Consegna A -> Riscrivi in forma di elenco puntato il paragrafo che inizia con "Prima storica condanna in Italia" nell'articolo sulla condanna del laboratorio di Mirandola, mantenendone i fatti principali.
Consegna B -> Le affermazioni seguenti concordano con l'articolo sulla condanna del laboratorio di Mirandola? Per ciascuna rispondi sì o no e cita le parole esatte del testo che lo decidono. (i) L'intervento delle Guardie zoofile della Lav è avvenuto nel gennaio 2011. (ii) Gli esperimenti illegali sono stati condotti su cani. (iii) L'allevamento Stefano Morini è stato chiuso nel 2010.
Consegna C -> Prosegui l'articolo sulla condanna del laboratorio di Mirandola a partire dal punto in cui si interrompe.

Estratto del testo ->

________

Emilia Romagna

Lotta contro la vivisezione, prima condanna in Italia per un laboratorio fuorilegge

Quattro mesi di carcere per un imprenditore che in pochi anni ha compiuto oltre 1300 esperimenti illegali sugli animali. "Questa condanna è particolarmente importante perché è emessa per un caso di sperimentazione illegale – spiega la Lav - e perché conferma che tutti gli animali sono oggi oggetto della normativa penale sul maltrattamento (legge 189 del 2004), senza distinzione alcuna, anche se oggetto di attività speciale, come in questo caso la sperimentazione animale''

Prima storica condanna in Italia a un laboratorio illegale di vivisezione. Il procedimento penale che ha fruttato una condanna a 4 mesi di carcere per un imprenditore di Mirandola (Modena) è scaturito a seguito dell’intervento delle Guardie zoofile della Lav, coadiuvate dalla Guardia di Finanza, nel gennaio 2011 a cui era anche seguito il sequestro dei più di duecento animali presenti, detenuti miseramente in scaffali di stabulazione, poi salvati dalla associazione animalista.

Nei locali posti sotto sequestro quasi un anno fa erano stati compiuti più di 1300 esperimenti fuorilegge di biocompatibilità e sperimentati oltre 500 sostanze medicinali torturando fino alla morte cavie conigli e criceti.

E come se non bastasse, le operazioni dell’imprenditore modenese sono state affiancate, come scrive la Lav in un comunicato, dall’Università di Modena che ha di fatto prestato il suo nome a un privato che compiva esperimenti abusivi al fine di mettere a punto materiali e dispositivi medici all’interno di una vera e propria cascina, un casolare di campagna in condizione igienico-sanitarie assolutamente precarie.

”Un reato gravissimo, sia per le sofferenze inflitte agli animali sia per l’assenza di garanzie che un laboratorio clandestino può offrire alla collettività, e per il quale dunque avremmo voluto una pena ben più severa – afferma la Lega AntiVivisezione Emilia Romagna – Questa condanna è particolarmente importante perché è la prima emessa in Italia per un caso di sperimentazione illegale e, inoltre, perché conferma che tutti gli animali sono oggi oggetto della normativa penale sul maltrattamento (legge 189 del 2004), senza distinzione alcuna, anche se oggetto di attività speciale, come in questo caso la sperimentazione animale”.

L’episodio si aggiunge ad una lunga e significativa serie di battaglie animaliste contro la vivisezione non più solo ideali ma reali che sta portando i primi importanti risultati. Come ad esempio  l’allevamento lager di cani e roditori destinati al laboratori di vivisezione Stefano Morini di San Polo d’ Enza (RE), chiuso nel 2010, in piedi fin dal 1953 dopo la formazione di uno speciale coordinamento animalista dal nome programmatico “Chiudere Morini” attivo dal 2002.

________

Dati forniti ->
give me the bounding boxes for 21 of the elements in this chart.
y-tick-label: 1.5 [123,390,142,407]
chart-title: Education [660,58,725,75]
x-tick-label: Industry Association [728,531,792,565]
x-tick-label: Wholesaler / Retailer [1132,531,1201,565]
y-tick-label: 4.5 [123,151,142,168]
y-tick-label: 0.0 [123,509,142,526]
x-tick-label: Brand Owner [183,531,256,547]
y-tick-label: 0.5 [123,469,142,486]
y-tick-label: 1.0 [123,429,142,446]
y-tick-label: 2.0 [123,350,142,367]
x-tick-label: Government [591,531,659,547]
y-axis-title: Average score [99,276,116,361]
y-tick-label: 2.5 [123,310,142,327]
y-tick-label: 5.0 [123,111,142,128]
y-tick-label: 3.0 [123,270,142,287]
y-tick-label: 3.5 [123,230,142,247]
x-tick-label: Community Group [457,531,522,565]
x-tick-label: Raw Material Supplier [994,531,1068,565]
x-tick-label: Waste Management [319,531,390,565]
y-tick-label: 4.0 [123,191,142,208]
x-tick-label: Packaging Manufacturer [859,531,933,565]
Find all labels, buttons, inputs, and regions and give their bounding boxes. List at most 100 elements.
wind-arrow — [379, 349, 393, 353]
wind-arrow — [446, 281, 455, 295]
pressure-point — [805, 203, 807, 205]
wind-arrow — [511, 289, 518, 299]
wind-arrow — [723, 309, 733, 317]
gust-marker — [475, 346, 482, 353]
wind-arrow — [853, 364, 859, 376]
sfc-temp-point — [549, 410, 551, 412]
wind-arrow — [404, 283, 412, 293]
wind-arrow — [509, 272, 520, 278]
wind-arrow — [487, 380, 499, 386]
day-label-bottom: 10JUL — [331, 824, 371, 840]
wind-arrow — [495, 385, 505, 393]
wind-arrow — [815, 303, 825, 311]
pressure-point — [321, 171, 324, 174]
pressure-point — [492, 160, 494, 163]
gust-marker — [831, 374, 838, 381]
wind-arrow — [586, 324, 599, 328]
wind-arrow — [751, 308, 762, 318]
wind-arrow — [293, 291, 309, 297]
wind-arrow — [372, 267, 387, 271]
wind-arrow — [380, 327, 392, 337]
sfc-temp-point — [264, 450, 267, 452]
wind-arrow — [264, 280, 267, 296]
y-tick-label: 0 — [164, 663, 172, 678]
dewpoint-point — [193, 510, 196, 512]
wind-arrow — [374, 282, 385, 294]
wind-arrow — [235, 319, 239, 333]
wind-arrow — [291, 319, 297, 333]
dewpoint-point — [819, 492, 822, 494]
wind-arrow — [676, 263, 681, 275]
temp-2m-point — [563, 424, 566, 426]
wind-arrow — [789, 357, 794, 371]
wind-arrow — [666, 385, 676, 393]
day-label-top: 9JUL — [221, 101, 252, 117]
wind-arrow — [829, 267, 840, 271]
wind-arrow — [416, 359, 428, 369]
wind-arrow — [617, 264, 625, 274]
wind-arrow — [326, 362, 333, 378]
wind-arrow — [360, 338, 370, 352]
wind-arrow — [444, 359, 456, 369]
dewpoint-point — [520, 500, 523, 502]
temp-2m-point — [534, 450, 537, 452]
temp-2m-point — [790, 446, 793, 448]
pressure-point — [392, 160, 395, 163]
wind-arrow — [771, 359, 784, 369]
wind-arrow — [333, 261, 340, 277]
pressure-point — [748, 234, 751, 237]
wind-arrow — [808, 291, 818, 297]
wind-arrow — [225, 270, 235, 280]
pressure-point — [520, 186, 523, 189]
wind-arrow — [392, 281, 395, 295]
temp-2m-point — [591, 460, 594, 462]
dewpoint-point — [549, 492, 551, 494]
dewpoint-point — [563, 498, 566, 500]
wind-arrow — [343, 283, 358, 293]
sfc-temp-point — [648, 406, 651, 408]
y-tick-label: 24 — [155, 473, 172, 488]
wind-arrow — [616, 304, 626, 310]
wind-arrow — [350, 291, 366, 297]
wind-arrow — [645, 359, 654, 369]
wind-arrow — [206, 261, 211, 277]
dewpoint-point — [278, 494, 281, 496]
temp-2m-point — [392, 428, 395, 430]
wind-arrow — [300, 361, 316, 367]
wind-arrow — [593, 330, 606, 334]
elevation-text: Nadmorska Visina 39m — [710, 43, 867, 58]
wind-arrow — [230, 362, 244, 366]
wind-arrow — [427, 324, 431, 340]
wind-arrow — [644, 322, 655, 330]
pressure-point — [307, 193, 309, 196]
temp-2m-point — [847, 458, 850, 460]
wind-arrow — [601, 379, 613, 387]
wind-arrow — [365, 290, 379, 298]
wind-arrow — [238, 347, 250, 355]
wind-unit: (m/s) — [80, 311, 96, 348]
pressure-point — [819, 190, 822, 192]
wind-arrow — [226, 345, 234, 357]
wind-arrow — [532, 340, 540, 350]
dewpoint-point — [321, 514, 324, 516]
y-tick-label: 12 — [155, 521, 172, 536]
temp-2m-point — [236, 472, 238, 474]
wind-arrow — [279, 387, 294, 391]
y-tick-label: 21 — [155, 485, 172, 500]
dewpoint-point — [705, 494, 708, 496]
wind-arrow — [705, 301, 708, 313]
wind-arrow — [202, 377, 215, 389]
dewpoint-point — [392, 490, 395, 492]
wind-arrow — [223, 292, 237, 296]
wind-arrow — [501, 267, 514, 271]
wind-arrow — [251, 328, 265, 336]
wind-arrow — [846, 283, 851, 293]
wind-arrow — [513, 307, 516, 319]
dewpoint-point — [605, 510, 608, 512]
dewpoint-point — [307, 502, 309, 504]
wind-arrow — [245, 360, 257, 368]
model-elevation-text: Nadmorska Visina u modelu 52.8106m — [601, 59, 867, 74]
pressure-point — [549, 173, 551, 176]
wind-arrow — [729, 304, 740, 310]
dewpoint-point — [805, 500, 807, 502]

________

Risposta attesa A ->
- Prima condanna storica in Italia a un laboratorio illegale di vivisezione.
- Pena: 4 mesi di carcere per un imprenditore di Mirandola (Modena).
- Il procedimento penale è nato dall'intervento delle Guardie zoofile della Lav, coadiuvate dalla Guardia di Finanza, nel gennaio 2011.
- È seguito il sequestro di più di duecento animali, detenuti miseramente in scaffali di stabulazione e poi salvati dall'associazione animalista.

Risposta attesa B ->
(i) Sì: "nel gennaio 2011".
(ii) No: "torturando fino alla morte cavie conigli e criceti".
(iii) Sì: "chiuso nel 2010".

Risposta attesa C ->
Altro obiettivo recente delle associazioni, già riportato sul fattoquotidiano.it, è stata la richiesta di chiusura per la Green Hill in provincia di Brescia, altro allevamento lager candidato ad essere uno dei più grossi d’Europa e acquistato da pochi anni dall’azienda americana Marshall Farm Inc., la più grande “fabbrica di cani” da laboratorio al mondo.

Da Montichiari, piccolo e anonimo comune bresciano partono così le cavie vive, in grossa parte inermi cani beagle, destinate ai laboratori di tutto il mondo, dall’America alla Cina, anche se la parte più cospicua di quegli animali resta in Europa.

Carismatiche e bipartisan le figure impegnate in questa lotta: l’ex ministro del Turismo Michela Vittoria Brambilla, che si era già impegnata per finanziare i metodi alternativi alla vivisezione, e l’eurodeputato Idv Andrea Zanoni, che ha depositato un’interrogazione alla Commissione europea per fare luce sulle inadempienze e sui maltrattamenti di Green Hill denunciati dagli animalisti: “Se il canile lager non rispetta le regole allora deve chiudere per sempre”.

Battaglia delle associazioni animaliste, quanto azione del corpo forestale dello stato, è anche la lotta in Emilia Romagna contro il commercio clandestino di cuccioli provenienti dall’est europeo, in massima parte da Ungheria, Repubblica Slovacca, Romania. Un mercato illegale da 300 milioni di euro,  giocato sulla pelle di poveri cani ammassati nei lunghissimi trasporti sottoposti a vaccinazioni ripetute o non vaccinati del tutto, contando su un’organizzazione capillare dei trafficanti che coinvolge allevatori, trasportatori, veterinari e negozianti apparentemente regolari.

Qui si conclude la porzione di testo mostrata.